[START RECORD SET]

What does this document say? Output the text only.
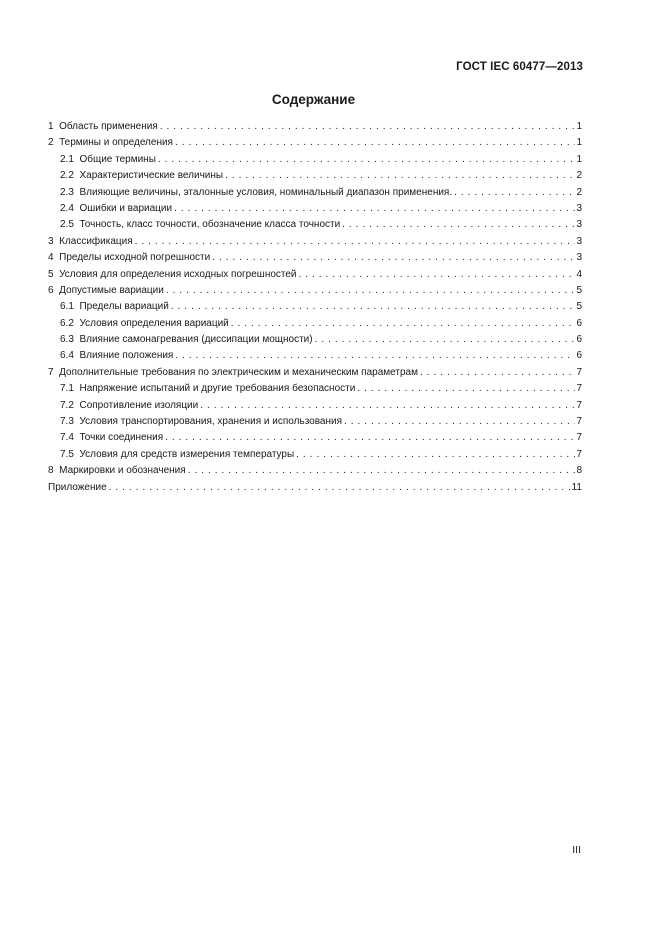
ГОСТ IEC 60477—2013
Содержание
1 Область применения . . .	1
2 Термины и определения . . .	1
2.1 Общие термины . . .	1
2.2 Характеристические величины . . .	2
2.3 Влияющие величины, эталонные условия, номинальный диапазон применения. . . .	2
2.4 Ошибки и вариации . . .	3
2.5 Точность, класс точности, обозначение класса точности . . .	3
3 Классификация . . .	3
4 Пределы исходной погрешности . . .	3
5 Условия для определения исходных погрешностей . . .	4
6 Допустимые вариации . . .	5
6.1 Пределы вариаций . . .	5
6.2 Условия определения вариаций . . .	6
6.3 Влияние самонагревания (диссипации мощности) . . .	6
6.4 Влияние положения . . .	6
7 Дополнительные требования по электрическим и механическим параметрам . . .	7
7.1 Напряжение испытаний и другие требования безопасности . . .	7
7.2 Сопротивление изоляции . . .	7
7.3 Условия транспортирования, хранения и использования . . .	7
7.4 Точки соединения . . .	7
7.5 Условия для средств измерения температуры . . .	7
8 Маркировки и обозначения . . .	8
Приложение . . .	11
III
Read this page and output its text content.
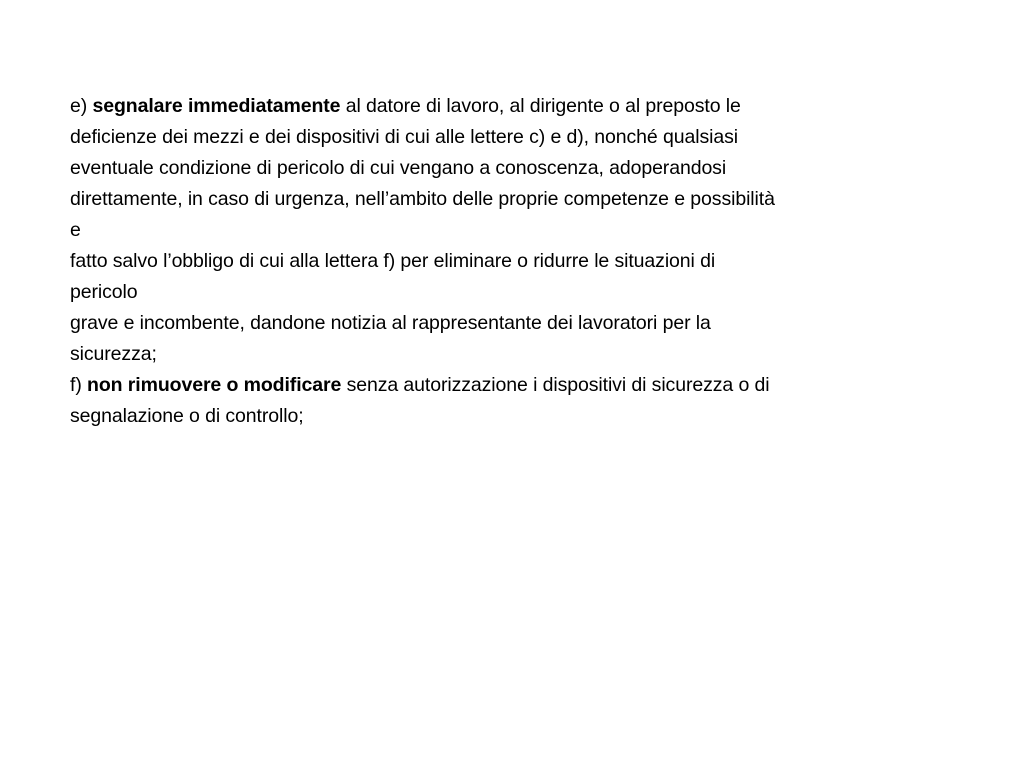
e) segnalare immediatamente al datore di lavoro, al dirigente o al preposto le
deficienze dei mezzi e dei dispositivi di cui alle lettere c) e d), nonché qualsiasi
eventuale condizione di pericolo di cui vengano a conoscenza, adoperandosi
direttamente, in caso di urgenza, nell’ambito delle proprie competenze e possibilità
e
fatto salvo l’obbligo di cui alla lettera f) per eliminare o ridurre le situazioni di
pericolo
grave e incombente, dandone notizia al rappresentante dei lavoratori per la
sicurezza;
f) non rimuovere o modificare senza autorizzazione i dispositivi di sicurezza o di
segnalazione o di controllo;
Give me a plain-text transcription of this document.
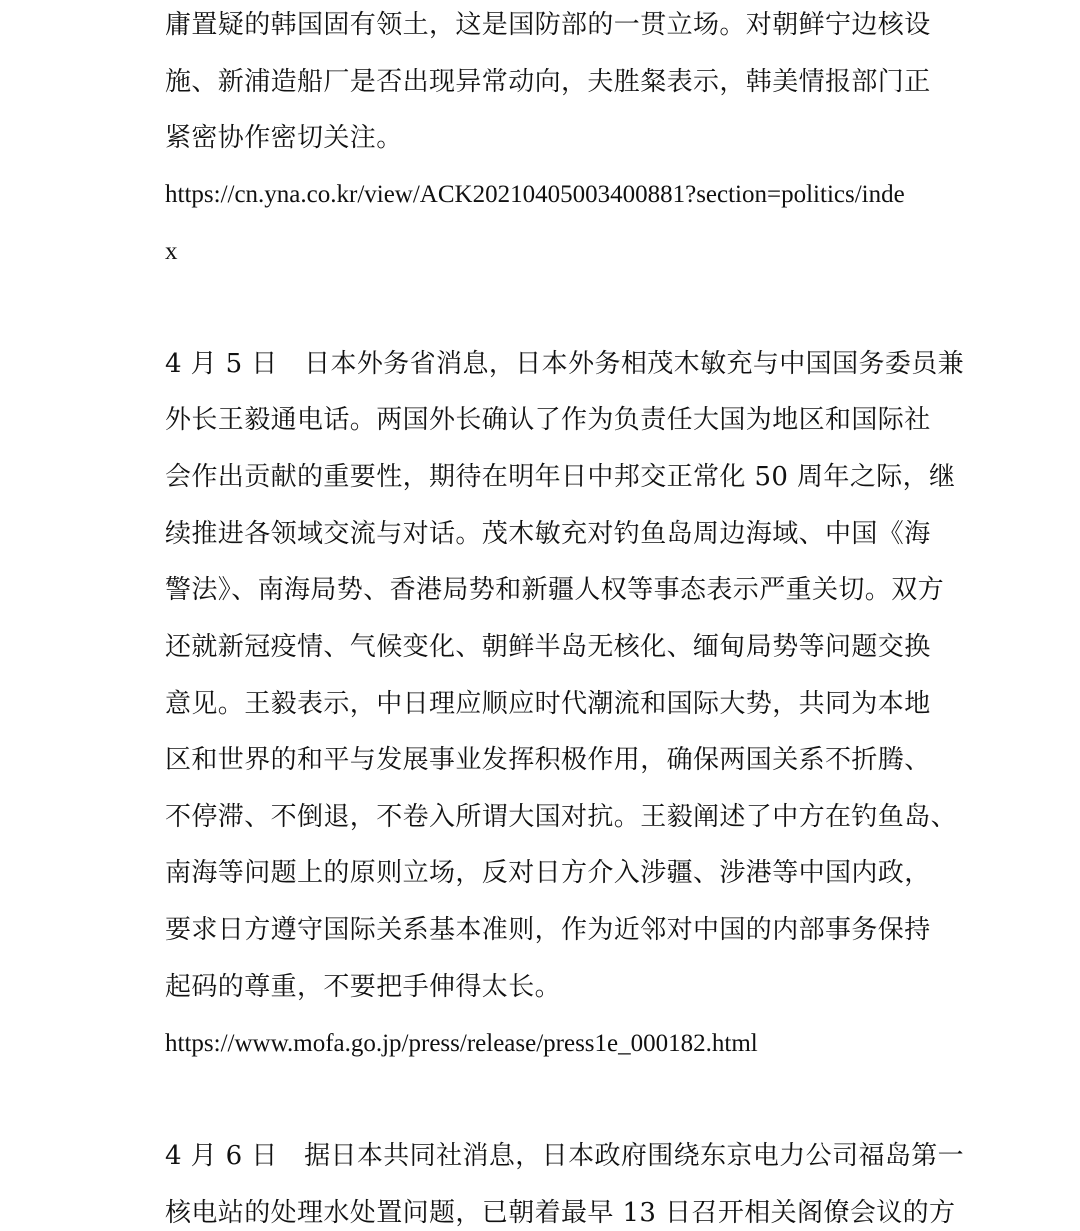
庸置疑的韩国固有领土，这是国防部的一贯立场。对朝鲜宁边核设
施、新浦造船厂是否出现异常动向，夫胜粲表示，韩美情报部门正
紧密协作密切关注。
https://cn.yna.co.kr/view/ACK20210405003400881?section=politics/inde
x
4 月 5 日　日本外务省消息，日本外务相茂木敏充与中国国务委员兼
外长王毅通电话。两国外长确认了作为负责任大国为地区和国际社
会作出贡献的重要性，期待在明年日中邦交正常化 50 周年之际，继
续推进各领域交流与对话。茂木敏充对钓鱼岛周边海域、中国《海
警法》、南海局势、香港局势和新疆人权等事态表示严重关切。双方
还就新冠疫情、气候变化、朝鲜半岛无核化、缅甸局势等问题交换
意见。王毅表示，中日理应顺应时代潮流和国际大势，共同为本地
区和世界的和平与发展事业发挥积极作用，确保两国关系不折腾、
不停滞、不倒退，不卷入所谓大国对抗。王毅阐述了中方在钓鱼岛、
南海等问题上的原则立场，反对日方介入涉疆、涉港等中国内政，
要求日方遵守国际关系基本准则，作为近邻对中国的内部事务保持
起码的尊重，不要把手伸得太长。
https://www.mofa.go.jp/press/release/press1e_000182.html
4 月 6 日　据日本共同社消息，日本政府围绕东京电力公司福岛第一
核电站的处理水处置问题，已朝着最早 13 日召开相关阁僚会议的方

[END RECORD SET]

EXERCISE REQUIREMENTS. Extract exactly the lines from the one containing "Give me a plain-text" through the last line of the records above, both included, and leave out the pictures.

RESPONSE.
Give me a plain-text transcription of this document.
庸置疑的韩国固有领土，这是国防部的一贯立场。对朝鲜宁边核设
施、新浦造船厂是否出现异常动向，夫胜粲表示，韩美情报部门正
紧密协作密切关注。
https://cn.yna.co.kr/view/ACK20210405003400881?section=politics/inde
x
4 月 5 日　日本外务省消息，日本外务相茂木敏充与中国国务委员兼
外长王毅通电话。两国外长确认了作为负责任大国为地区和国际社
会作出贡献的重要性，期待在明年日中邦交正常化 50 周年之际，继
续推进各领域交流与对话。茂木敏充对钓鱼岛周边海域、中国《海
警法》、南海局势、香港局势和新疆人权等事态表示严重关切。双方
还就新冠疫情、气候变化、朝鲜半岛无核化、缅甸局势等问题交换
意见。王毅表示，中日理应顺应时代潮流和国际大势，共同为本地
区和世界的和平与发展事业发挥积极作用，确保两国关系不折腾、
不停滞、不倒退，不卷入所谓大国对抗。王毅阐述了中方在钓鱼岛、
南海等问题上的原则立场，反对日方介入涉疆、涉港等中国内政，
要求日方遵守国际关系基本准则，作为近邻对中国的内部事务保持
起码的尊重，不要把手伸得太长。
https://www.mofa.go.jp/press/release/press1e_000182.html
4 月 6 日　据日本共同社消息，日本政府围绕东京电力公司福岛第一
核电站的处理水处置问题，已朝着最早 13 日召开相关阁僚会议的方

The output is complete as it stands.